--- START ---
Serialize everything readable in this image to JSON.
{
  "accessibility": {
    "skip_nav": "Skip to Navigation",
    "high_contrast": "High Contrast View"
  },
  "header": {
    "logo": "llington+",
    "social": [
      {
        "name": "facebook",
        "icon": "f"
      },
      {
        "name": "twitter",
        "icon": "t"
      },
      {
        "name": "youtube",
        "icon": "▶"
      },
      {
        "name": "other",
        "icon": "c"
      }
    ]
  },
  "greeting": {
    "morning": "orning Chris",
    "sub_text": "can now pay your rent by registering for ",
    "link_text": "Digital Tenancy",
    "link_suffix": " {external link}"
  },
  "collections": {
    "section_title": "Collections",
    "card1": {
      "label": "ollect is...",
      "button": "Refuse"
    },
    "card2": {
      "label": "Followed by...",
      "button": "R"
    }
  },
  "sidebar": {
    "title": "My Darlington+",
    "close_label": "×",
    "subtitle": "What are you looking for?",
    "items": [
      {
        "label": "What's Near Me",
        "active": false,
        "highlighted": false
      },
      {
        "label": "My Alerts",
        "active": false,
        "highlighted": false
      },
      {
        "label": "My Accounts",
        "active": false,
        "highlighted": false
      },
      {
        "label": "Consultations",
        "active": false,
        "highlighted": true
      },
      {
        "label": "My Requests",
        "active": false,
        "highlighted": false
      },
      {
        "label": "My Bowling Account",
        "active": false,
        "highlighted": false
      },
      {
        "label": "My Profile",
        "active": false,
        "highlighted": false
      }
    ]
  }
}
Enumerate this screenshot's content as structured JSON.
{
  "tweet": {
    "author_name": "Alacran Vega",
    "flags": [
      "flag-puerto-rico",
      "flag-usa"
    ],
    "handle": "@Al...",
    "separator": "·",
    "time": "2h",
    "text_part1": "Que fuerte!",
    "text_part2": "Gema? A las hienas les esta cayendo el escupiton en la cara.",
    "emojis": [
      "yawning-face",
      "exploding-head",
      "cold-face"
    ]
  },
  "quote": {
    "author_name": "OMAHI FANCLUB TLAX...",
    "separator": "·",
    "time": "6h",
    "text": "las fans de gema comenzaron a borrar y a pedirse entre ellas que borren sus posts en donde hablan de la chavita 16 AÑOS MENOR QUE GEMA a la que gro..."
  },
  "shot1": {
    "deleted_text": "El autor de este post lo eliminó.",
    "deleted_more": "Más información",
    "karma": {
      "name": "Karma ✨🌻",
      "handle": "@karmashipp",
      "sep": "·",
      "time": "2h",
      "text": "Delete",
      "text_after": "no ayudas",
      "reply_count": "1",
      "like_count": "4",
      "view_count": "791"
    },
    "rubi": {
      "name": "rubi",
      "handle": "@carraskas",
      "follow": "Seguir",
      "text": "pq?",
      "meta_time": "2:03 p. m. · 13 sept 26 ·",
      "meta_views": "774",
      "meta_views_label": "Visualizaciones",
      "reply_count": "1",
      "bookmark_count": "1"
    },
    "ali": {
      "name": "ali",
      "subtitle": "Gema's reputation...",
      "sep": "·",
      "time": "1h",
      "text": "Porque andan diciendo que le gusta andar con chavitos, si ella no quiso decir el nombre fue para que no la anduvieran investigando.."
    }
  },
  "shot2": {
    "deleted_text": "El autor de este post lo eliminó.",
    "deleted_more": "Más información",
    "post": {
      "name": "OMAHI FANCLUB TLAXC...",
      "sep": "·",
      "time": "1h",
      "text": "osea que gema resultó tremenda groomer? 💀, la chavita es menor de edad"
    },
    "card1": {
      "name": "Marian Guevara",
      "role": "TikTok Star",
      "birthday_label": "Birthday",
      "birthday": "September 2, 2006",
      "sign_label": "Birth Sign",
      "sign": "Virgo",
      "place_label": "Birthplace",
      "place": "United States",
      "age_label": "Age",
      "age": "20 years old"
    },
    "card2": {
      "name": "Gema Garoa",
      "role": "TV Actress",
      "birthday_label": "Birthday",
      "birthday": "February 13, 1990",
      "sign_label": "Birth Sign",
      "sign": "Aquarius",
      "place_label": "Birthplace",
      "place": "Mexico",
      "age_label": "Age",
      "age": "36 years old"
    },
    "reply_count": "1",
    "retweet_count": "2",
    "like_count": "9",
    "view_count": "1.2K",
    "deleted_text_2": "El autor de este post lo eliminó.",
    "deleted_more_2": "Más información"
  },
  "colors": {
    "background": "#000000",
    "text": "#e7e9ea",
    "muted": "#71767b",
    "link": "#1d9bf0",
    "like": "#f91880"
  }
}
--- END ---
--- START ---
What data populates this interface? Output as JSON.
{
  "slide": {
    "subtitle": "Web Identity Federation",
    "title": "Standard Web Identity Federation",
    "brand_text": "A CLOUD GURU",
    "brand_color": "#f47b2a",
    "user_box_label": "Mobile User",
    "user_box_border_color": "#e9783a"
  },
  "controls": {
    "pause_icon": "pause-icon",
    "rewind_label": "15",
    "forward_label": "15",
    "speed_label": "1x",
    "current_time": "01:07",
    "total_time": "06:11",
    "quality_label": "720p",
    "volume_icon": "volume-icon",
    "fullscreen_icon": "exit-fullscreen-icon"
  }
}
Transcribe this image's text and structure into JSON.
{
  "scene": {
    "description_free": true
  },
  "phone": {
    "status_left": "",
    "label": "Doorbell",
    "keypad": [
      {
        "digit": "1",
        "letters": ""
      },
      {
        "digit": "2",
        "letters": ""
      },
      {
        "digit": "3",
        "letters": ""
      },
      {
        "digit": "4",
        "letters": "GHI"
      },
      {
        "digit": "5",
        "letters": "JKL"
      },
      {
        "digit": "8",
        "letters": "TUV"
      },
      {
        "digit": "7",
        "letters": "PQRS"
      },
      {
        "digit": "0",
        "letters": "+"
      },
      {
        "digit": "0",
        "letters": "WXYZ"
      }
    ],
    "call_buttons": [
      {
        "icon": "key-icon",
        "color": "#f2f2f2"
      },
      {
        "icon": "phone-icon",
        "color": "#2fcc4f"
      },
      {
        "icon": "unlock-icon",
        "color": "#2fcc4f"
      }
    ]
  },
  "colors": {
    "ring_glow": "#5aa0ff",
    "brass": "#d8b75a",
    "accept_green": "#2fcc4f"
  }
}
--- END ---
--- START ---
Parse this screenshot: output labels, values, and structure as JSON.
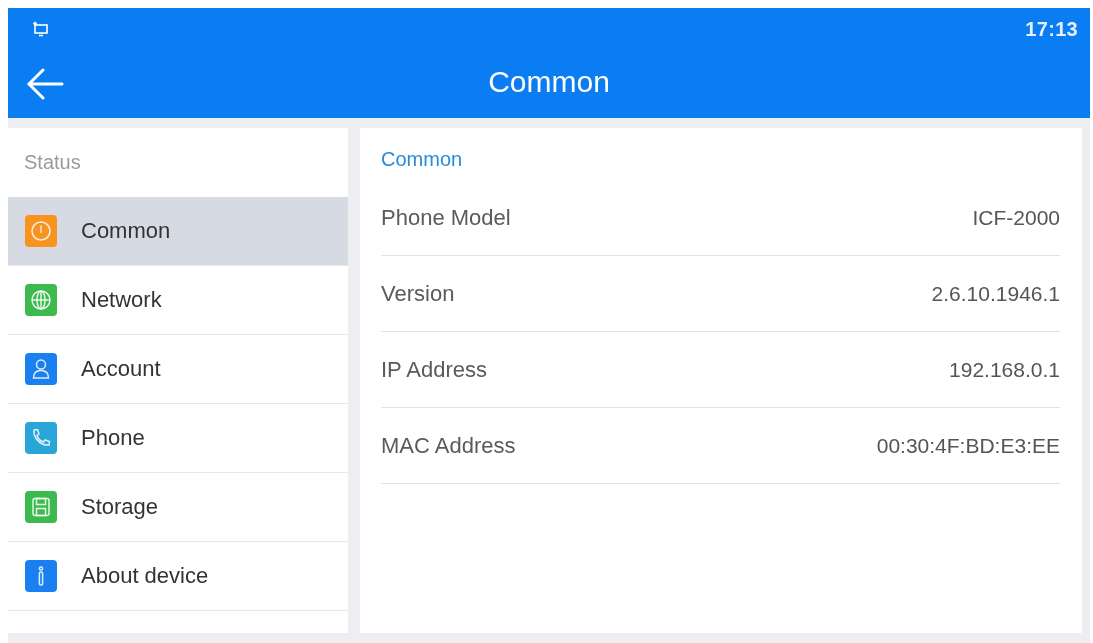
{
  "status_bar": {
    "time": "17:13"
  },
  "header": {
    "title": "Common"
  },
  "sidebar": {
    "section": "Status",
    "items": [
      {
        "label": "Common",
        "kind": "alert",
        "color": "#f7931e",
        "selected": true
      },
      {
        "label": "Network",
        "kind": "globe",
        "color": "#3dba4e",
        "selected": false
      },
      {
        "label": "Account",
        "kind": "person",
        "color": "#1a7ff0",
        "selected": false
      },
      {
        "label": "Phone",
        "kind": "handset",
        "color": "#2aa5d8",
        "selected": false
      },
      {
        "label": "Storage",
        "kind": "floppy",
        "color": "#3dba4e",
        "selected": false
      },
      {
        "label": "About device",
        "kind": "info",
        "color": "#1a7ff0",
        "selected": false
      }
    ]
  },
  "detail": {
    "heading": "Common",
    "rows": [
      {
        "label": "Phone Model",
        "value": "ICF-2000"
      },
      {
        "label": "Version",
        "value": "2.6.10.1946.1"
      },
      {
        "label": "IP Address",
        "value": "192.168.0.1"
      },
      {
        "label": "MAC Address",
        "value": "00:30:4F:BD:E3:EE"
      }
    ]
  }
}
--- END ---
What this task involves -
Go through the material above and count the lines that contain "chavita"; answer with the number alone.

Solution to the problem -
2